> [Task details]:
Give back each entry unchanged, minus pictures.
------ Supplied data ------
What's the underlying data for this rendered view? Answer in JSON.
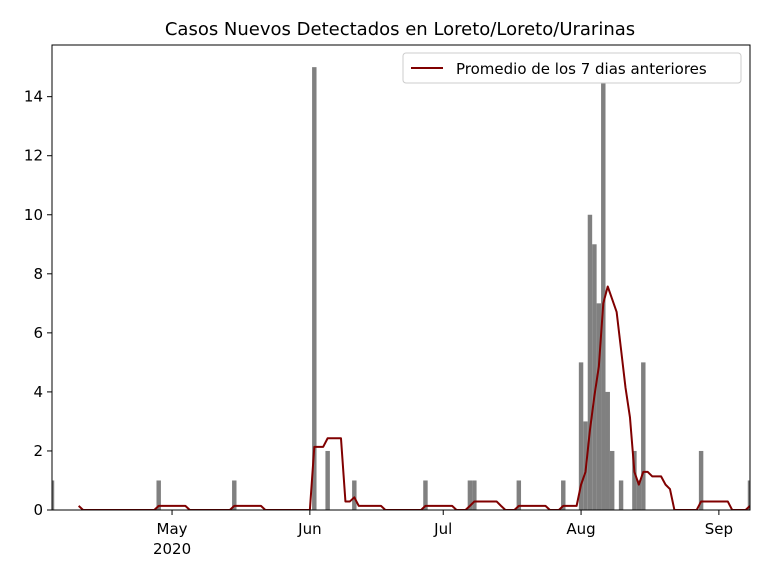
{
  "chart_data": {
    "type": "bar_line",
    "title": "Casos Nuevos Detectados en Loreto/Loreto/Urarinas",
    "categories": [
      null,
      null,
      null,
      null,
      null,
      null,
      null,
      null,
      null,
      null,
      null,
      null,
      null,
      null,
      null,
      null,
      null,
      null,
      null,
      null,
      null,
      null,
      null,
      null,
      null,
      null,
      null,
      "May\n2020",
      null,
      null,
      null,
      null,
      null,
      null,
      null,
      null,
      null,
      null,
      null,
      null,
      null,
      null,
      null,
      null,
      null,
      null,
      null,
      null,
      null,
      null,
      null,
      null,
      null,
      null,
      null,
      null,
      null,
      null,
      "Jun",
      null,
      null,
      null,
      null,
      null,
      null,
      null,
      null,
      null,
      null,
      null,
      null,
      null,
      null,
      null,
      null,
      null,
      null,
      null,
      null,
      null,
      null,
      null,
      null,
      null,
      null,
      null,
      null,
      null,
      "Jul",
      null,
      null,
      null,
      null,
      null,
      null,
      null,
      null,
      null,
      null,
      null,
      null,
      null,
      null,
      null,
      null,
      null,
      null,
      null,
      null,
      null,
      null,
      null,
      null,
      null,
      null,
      null,
      null,
      null,
      null,
      "Aug",
      null,
      null,
      null,
      null,
      null,
      null,
      null,
      null,
      null,
      null,
      null,
      null,
      null,
      null,
      null,
      null,
      null,
      null,
      null,
      null,
      null,
      null,
      null,
      null,
      null,
      null,
      null,
      null,
      null,
      null,
      "Sep",
      null,
      null,
      null,
      null,
      null,
      null,
      null
    ],
    "bars": {
      "color": "#808080",
      "values": [
        1,
        0,
        0,
        0,
        0,
        0,
        0,
        0,
        0,
        0,
        0,
        0,
        0,
        0,
        0,
        0,
        0,
        0,
        0,
        0,
        0,
        0,
        0,
        0,
        1,
        0,
        0,
        0,
        0,
        0,
        0,
        0,
        0,
        0,
        0,
        0,
        0,
        0,
        0,
        0,
        0,
        1,
        0,
        0,
        0,
        0,
        0,
        0,
        0,
        0,
        0,
        0,
        0,
        0,
        0,
        0,
        0,
        0,
        0,
        15,
        0,
        0,
        2,
        0,
        0,
        0,
        0,
        0,
        1,
        0,
        0,
        0,
        0,
        0,
        0,
        0,
        0,
        0,
        0,
        0,
        0,
        0,
        0,
        0,
        1,
        0,
        0,
        0,
        0,
        0,
        0,
        0,
        0,
        0,
        1,
        1,
        0,
        0,
        0,
        0,
        0,
        0,
        0,
        0,
        0,
        1,
        0,
        0,
        0,
        0,
        0,
        0,
        0,
        0,
        0,
        1,
        0,
        0,
        0,
        5,
        3,
        10,
        9,
        7,
        15,
        4,
        2,
        0,
        1,
        0,
        0,
        2,
        1,
        5,
        0,
        0,
        0,
        0,
        0,
        0,
        0,
        0,
        0,
        0,
        0,
        0,
        2,
        0,
        0,
        0,
        0,
        0,
        0,
        0,
        0,
        0,
        0,
        1
      ]
    },
    "series": [
      {
        "name": "Promedio de los 7 dias anteriores",
        "color": "#800000",
        "values": [
          null,
          null,
          null,
          null,
          null,
          null,
          0.14,
          0,
          0,
          0,
          0,
          0,
          0,
          0,
          0,
          0,
          0,
          0,
          0,
          0,
          0,
          0,
          0,
          0,
          0.14,
          0.14,
          0.14,
          0.14,
          0.14,
          0.14,
          0.14,
          0,
          0,
          0,
          0,
          0,
          0,
          0,
          0,
          0,
          0,
          0.14,
          0.14,
          0.14,
          0.14,
          0.14,
          0.14,
          0.14,
          0,
          0,
          0,
          0,
          0,
          0,
          0,
          0,
          0,
          0,
          0,
          2.14,
          2.14,
          2.14,
          2.43,
          2.43,
          2.43,
          2.43,
          0.29,
          0.29,
          0.43,
          0.14,
          0.14,
          0.14,
          0.14,
          0.14,
          0.14,
          0,
          0,
          0,
          0,
          0,
          0,
          0,
          0,
          0,
          0.14,
          0.14,
          0.14,
          0.14,
          0.14,
          0.14,
          0.14,
          0,
          0,
          0,
          0.14,
          0.29,
          0.29,
          0.29,
          0.29,
          0.29,
          0.29,
          0.14,
          0,
          0,
          0,
          0.14,
          0.14,
          0.14,
          0.14,
          0.14,
          0.14,
          0.14,
          0,
          0,
          0,
          0.14,
          0.14,
          0.14,
          0.14,
          0.86,
          1.29,
          2.71,
          3.86,
          4.86,
          7.0,
          7.57,
          7.14,
          6.71,
          5.43,
          4.14,
          3.14,
          1.29,
          0.86,
          1.29,
          1.29,
          1.14,
          1.14,
          1.14,
          0.86,
          0.71,
          0,
          0,
          0,
          0,
          0,
          0,
          0.29,
          0.29,
          0.29,
          0.29,
          0.29,
          0.29,
          0.29,
          0,
          0,
          0,
          0,
          0.14
        ]
      }
    ],
    "ylim": [
      0,
      15.75
    ],
    "yticks": [
      0,
      2,
      4,
      6,
      8,
      10,
      12,
      14
    ],
    "legend": "upper right"
  }
}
------
> [Completed exercise]:
What's the underlying data for this rendered view? Answer in JSON.
{
  "chart_data": {
    "type": "bar_line",
    "title": "Casos Nuevos Detectados en Loreto/Loreto/Urarinas",
    "categories": [
      null,
      null,
      null,
      null,
      null,
      null,
      null,
      null,
      null,
      null,
      null,
      null,
      null,
      null,
      null,
      null,
      null,
      null,
      null,
      null,
      null,
      null,
      null,
      null,
      null,
      null,
      null,
      "May\n2020",
      null,
      null,
      null,
      null,
      null,
      null,
      null,
      null,
      null,
      null,
      null,
      null,
      null,
      null,
      null,
      null,
      null,
      null,
      null,
      null,
      null,
      null,
      null,
      null,
      null,
      null,
      null,
      null,
      null,
      null,
      "Jun",
      null,
      null,
      null,
      null,
      null,
      null,
      null,
      null,
      null,
      null,
      null,
      null,
      null,
      null,
      null,
      null,
      null,
      null,
      null,
      null,
      null,
      null,
      null,
      null,
      null,
      null,
      null,
      null,
      null,
      "Jul",
      null,
      null,
      null,
      null,
      null,
      null,
      null,
      null,
      null,
      null,
      null,
      null,
      null,
      null,
      null,
      null,
      null,
      null,
      null,
      null,
      null,
      null,
      null,
      null,
      null,
      null,
      null,
      null,
      null,
      null,
      "Aug",
      null,
      null,
      null,
      null,
      null,
      null,
      null,
      null,
      null,
      null,
      null,
      null,
      null,
      null,
      null,
      null,
      null,
      null,
      null,
      null,
      null,
      null,
      null,
      null,
      null,
      null,
      null,
      null,
      null,
      null,
      "Sep",
      null,
      null,
      null,
      null,
      null,
      null,
      null
    ],
    "bars": {
      "color": "#808080",
      "values": [
        1,
        0,
        0,
        0,
        0,
        0,
        0,
        0,
        0,
        0,
        0,
        0,
        0,
        0,
        0,
        0,
        0,
        0,
        0,
        0,
        0,
        0,
        0,
        0,
        1,
        0,
        0,
        0,
        0,
        0,
        0,
        0,
        0,
        0,
        0,
        0,
        0,
        0,
        0,
        0,
        0,
        1,
        0,
        0,
        0,
        0,
        0,
        0,
        0,
        0,
        0,
        0,
        0,
        0,
        0,
        0,
        0,
        0,
        0,
        15,
        0,
        0,
        2,
        0,
        0,
        0,
        0,
        0,
        1,
        0,
        0,
        0,
        0,
        0,
        0,
        0,
        0,
        0,
        0,
        0,
        0,
        0,
        0,
        0,
        1,
        0,
        0,
        0,
        0,
        0,
        0,
        0,
        0,
        0,
        1,
        1,
        0,
        0,
        0,
        0,
        0,
        0,
        0,
        0,
        0,
        1,
        0,
        0,
        0,
        0,
        0,
        0,
        0,
        0,
        0,
        1,
        0,
        0,
        0,
        5,
        3,
        10,
        9,
        7,
        15,
        4,
        2,
        0,
        1,
        0,
        0,
        2,
        1,
        5,
        0,
        0,
        0,
        0,
        0,
        0,
        0,
        0,
        0,
        0,
        0,
        0,
        2,
        0,
        0,
        0,
        0,
        0,
        0,
        0,
        0,
        0,
        0,
        1
      ]
    },
    "series": [
      {
        "name": "Promedio de los 7 dias anteriores",
        "color": "#800000",
        "values": [
          null,
          null,
          null,
          null,
          null,
          null,
          0.14,
          0,
          0,
          0,
          0,
          0,
          0,
          0,
          0,
          0,
          0,
          0,
          0,
          0,
          0,
          0,
          0,
          0,
          0.14,
          0.14,
          0.14,
          0.14,
          0.14,
          0.14,
          0.14,
          0,
          0,
          0,
          0,
          0,
          0,
          0,
          0,
          0,
          0,
          0.14,
          0.14,
          0.14,
          0.14,
          0.14,
          0.14,
          0.14,
          0,
          0,
          0,
          0,
          0,
          0,
          0,
          0,
          0,
          0,
          0,
          2.14,
          2.14,
          2.14,
          2.43,
          2.43,
          2.43,
          2.43,
          0.29,
          0.29,
          0.43,
          0.14,
          0.14,
          0.14,
          0.14,
          0.14,
          0.14,
          0,
          0,
          0,
          0,
          0,
          0,
          0,
          0,
          0,
          0.14,
          0.14,
          0.14,
          0.14,
          0.14,
          0.14,
          0.14,
          0,
          0,
          0,
          0.14,
          0.29,
          0.29,
          0.29,
          0.29,
          0.29,
          0.29,
          0.14,
          0,
          0,
          0,
          0.14,
          0.14,
          0.14,
          0.14,
          0.14,
          0.14,
          0.14,
          0,
          0,
          0,
          0.14,
          0.14,
          0.14,
          0.14,
          0.86,
          1.29,
          2.71,
          3.86,
          4.86,
          7.0,
          7.57,
          7.14,
          6.71,
          5.43,
          4.14,
          3.14,
          1.29,
          0.86,
          1.29,
          1.29,
          1.14,
          1.14,
          1.14,
          0.86,
          0.71,
          0,
          0,
          0,
          0,
          0,
          0,
          0.29,
          0.29,
          0.29,
          0.29,
          0.29,
          0.29,
          0.29,
          0,
          0,
          0,
          0,
          0.14
        ]
      }
    ],
    "ylim": [
      0,
      15.75
    ],
    "yticks": [
      0,
      2,
      4,
      6,
      8,
      10,
      12,
      14
    ],
    "legend": "upper right"
  }
}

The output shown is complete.